Which lines hold the word "text"? Copy each one.

Collected data
================================

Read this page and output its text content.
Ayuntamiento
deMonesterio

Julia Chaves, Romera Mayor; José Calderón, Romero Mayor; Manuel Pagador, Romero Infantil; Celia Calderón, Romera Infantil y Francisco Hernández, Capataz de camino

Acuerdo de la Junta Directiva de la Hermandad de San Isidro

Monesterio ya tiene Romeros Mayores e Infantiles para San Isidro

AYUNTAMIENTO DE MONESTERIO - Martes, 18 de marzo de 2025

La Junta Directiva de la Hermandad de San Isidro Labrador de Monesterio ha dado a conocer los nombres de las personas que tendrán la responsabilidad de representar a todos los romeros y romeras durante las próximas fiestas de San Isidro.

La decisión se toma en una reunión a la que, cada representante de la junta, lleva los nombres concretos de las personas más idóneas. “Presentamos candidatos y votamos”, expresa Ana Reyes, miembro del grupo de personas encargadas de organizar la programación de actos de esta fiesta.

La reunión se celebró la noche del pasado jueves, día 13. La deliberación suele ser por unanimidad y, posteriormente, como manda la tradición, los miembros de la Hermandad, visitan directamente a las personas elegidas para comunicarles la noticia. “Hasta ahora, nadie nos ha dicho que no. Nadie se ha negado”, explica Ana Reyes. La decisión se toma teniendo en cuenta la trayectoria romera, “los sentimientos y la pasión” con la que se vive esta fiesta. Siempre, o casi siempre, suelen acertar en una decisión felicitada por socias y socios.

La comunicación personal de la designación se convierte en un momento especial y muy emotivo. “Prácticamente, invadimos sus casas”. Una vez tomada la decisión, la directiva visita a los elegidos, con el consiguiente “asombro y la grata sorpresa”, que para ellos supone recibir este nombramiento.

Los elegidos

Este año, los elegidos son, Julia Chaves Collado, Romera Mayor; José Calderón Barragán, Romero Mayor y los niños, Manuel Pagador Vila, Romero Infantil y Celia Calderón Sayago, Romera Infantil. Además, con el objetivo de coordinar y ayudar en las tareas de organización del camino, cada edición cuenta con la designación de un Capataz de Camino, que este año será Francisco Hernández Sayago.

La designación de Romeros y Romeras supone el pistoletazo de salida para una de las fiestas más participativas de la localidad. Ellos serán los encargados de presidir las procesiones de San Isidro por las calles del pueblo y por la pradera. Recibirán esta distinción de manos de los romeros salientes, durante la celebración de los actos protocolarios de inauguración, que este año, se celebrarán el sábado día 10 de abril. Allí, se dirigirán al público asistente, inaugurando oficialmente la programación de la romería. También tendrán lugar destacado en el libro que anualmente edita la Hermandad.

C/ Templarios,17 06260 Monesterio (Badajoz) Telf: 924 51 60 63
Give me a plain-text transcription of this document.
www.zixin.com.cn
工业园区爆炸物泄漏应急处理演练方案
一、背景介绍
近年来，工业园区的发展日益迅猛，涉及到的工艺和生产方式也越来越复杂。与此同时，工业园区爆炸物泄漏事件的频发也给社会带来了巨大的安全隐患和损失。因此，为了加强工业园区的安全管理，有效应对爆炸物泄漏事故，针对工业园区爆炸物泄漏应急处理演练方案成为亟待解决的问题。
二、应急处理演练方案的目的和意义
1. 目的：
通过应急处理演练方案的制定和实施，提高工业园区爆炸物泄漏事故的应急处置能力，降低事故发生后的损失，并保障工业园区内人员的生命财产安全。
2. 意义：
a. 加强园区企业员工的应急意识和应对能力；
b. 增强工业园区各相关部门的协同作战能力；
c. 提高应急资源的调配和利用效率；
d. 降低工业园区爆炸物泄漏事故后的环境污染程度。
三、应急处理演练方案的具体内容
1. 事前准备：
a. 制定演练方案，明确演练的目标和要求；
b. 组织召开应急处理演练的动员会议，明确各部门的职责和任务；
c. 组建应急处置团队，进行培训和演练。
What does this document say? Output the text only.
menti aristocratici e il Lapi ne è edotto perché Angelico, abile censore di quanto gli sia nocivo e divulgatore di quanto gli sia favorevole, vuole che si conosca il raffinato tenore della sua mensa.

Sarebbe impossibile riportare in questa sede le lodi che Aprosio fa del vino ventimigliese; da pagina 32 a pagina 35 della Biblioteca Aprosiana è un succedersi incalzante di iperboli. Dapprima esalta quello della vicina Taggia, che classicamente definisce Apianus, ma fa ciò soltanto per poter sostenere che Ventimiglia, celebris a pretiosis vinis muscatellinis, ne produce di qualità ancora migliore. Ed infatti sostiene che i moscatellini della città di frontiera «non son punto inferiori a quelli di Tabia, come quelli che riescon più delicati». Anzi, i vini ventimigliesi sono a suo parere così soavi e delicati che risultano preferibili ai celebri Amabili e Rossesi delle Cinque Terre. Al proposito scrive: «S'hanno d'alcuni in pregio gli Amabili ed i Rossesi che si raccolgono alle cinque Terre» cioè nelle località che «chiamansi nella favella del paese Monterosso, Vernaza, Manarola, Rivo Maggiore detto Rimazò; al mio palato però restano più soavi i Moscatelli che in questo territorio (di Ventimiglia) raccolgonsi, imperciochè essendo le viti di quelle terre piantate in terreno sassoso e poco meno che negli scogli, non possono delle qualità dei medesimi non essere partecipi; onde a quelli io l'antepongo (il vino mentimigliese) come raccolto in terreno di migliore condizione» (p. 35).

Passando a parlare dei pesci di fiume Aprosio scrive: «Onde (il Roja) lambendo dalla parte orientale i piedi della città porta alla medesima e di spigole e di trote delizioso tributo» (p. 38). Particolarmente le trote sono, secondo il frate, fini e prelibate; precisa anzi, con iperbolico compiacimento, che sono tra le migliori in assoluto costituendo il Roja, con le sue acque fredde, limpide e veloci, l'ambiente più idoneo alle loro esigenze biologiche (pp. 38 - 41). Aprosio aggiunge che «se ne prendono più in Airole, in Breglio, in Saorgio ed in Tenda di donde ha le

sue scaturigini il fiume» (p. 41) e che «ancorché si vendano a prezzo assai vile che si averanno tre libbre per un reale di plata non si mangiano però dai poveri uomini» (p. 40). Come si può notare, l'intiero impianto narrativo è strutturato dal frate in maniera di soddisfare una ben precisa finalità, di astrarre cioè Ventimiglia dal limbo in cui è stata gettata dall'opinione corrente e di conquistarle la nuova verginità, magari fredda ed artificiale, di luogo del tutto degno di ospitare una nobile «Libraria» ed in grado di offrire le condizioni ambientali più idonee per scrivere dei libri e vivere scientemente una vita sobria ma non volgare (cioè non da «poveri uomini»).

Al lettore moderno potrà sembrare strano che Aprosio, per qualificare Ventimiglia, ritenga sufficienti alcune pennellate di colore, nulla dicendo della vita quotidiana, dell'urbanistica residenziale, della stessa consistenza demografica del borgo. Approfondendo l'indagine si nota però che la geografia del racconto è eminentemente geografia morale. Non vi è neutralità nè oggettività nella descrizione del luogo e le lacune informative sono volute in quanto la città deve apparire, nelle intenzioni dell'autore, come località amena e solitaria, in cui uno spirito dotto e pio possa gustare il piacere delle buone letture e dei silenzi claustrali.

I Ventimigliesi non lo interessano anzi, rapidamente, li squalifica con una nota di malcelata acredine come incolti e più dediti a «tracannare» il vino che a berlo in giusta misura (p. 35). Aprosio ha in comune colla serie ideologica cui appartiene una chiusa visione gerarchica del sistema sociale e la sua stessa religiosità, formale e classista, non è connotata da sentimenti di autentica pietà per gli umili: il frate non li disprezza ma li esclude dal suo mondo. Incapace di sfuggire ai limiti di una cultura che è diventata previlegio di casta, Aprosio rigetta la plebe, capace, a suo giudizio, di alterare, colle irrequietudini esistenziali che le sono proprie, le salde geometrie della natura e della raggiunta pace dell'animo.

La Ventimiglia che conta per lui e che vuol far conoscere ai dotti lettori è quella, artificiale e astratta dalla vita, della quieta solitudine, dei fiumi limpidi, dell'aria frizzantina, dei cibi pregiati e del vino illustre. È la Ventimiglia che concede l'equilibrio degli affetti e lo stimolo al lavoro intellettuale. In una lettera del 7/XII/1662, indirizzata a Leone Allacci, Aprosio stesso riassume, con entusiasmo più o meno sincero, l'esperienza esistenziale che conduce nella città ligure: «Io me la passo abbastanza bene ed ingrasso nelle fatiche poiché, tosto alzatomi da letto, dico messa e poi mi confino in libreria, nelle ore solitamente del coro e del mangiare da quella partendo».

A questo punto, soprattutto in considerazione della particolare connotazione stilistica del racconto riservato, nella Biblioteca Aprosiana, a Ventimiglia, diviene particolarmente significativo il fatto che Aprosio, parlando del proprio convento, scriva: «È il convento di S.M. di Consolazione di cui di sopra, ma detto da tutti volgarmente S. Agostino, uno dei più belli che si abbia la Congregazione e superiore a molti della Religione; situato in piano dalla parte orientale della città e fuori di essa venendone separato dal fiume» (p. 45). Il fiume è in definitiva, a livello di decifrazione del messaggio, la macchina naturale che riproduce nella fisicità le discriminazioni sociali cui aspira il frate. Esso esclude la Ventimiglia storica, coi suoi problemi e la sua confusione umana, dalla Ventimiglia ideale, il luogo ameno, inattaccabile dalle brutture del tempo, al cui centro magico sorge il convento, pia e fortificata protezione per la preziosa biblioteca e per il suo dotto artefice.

================================

--- FINAL RESULT ---
Read this page and output its text content.
Give me a plain-text transcription of this document.
What does this document say? Output the text only.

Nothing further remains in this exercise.